Instruction: Copy out the lines between the one holding "I need the location of 15" and the one holding "legend-label: Moderately thin", inclusive, with no changes.

Materials provided:
━━━━━━━━━━

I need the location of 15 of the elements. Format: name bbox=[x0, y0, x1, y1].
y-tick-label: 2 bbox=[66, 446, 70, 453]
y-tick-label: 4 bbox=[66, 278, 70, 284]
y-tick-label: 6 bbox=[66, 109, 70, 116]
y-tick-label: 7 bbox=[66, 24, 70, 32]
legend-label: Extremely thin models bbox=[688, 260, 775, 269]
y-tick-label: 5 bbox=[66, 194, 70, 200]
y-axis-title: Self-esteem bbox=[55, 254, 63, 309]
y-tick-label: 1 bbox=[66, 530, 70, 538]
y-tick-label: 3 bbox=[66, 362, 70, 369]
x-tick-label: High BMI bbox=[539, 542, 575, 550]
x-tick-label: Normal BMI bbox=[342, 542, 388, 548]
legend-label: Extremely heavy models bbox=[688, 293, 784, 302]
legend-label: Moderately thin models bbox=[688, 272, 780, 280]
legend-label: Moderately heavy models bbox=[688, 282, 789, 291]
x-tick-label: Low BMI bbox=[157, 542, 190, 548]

━━━━━━━━━━

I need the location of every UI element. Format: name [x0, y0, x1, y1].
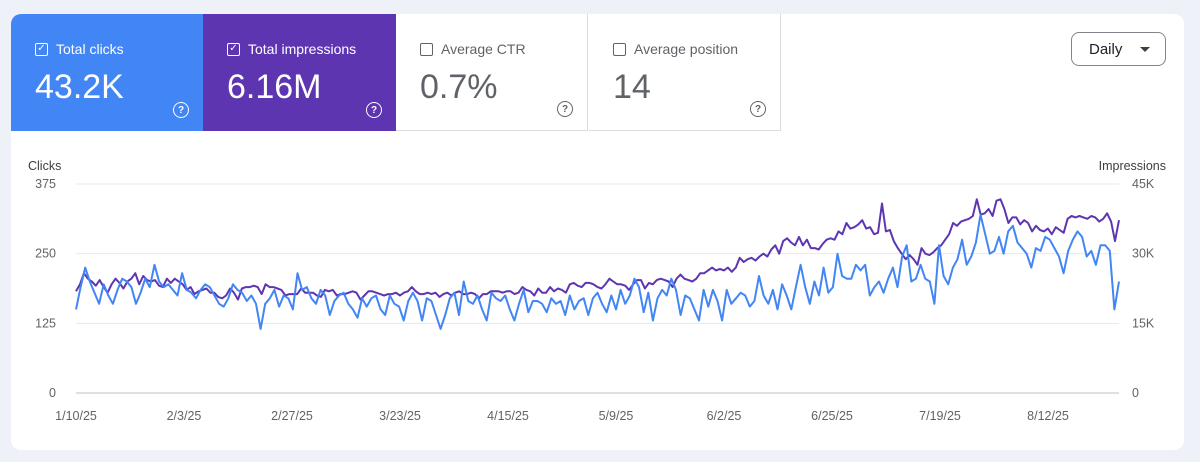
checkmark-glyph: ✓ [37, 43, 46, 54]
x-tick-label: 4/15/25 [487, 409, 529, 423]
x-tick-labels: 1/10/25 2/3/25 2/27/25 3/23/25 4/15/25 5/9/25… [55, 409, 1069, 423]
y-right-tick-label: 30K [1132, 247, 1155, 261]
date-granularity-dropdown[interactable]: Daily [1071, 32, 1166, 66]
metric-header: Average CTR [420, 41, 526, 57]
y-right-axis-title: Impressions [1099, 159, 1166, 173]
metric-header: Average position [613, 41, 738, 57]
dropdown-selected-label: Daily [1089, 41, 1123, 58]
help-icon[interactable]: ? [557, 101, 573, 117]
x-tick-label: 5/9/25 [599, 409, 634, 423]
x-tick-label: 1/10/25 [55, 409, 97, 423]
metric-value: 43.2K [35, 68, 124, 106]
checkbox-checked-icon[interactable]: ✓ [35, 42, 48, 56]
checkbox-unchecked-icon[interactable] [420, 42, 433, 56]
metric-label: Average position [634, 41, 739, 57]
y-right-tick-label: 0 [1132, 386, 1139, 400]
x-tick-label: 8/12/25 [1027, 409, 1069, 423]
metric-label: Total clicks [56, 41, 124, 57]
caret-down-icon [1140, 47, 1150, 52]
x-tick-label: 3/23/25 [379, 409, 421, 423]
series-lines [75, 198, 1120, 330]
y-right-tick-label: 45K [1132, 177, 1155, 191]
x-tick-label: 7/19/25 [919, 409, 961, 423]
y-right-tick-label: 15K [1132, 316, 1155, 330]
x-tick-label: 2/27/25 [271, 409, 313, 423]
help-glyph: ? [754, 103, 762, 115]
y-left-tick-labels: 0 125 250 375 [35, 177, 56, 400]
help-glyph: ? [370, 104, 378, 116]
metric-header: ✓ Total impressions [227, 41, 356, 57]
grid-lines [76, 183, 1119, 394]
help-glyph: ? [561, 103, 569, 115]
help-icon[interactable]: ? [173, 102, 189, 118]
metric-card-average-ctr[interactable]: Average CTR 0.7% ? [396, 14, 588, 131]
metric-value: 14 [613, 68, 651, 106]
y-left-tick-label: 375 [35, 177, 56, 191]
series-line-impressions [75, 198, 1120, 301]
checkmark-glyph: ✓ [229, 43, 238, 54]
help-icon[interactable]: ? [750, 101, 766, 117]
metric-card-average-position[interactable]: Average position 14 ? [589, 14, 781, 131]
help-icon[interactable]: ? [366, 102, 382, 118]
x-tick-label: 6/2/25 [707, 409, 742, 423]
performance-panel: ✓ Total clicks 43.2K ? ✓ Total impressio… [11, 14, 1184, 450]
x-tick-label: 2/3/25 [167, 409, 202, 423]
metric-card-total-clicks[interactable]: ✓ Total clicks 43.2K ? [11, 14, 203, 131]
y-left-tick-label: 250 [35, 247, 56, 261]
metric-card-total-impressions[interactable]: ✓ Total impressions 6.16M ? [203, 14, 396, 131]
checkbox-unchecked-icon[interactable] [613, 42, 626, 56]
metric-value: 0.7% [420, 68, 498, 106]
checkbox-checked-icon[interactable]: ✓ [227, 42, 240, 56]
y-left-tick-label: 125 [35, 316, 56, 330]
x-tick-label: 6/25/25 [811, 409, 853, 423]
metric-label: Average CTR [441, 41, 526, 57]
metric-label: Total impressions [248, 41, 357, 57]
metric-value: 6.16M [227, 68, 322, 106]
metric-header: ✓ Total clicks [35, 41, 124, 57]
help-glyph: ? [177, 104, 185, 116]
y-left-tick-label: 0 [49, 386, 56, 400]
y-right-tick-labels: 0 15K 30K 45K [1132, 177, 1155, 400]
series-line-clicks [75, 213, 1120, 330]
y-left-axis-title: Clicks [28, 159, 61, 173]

━━━━━━━━━━

Task result:
I need the location of 15 of the elements. Format: name bbox=[x0, y0, x1, y1].
y-tick-label: 2 bbox=[66, 446, 70, 453]
y-tick-label: 4 bbox=[66, 278, 70, 284]
y-tick-label: 6 bbox=[66, 109, 70, 116]
y-tick-label: 7 bbox=[66, 24, 70, 32]
legend-label: Extremely thin models bbox=[688, 260, 775, 269]
y-tick-label: 5 bbox=[66, 194, 70, 200]
y-axis-title: Self-esteem bbox=[55, 254, 63, 309]
y-tick-label: 1 bbox=[66, 530, 70, 538]
y-tick-label: 3 bbox=[66, 362, 70, 369]
x-tick-label: High BMI bbox=[539, 542, 575, 550]
x-tick-label: Normal BMI bbox=[342, 542, 388, 548]
legend-label: Extremely heavy models bbox=[688, 293, 784, 302]
legend-label: Moderately thin models bbox=[688, 272, 780, 280]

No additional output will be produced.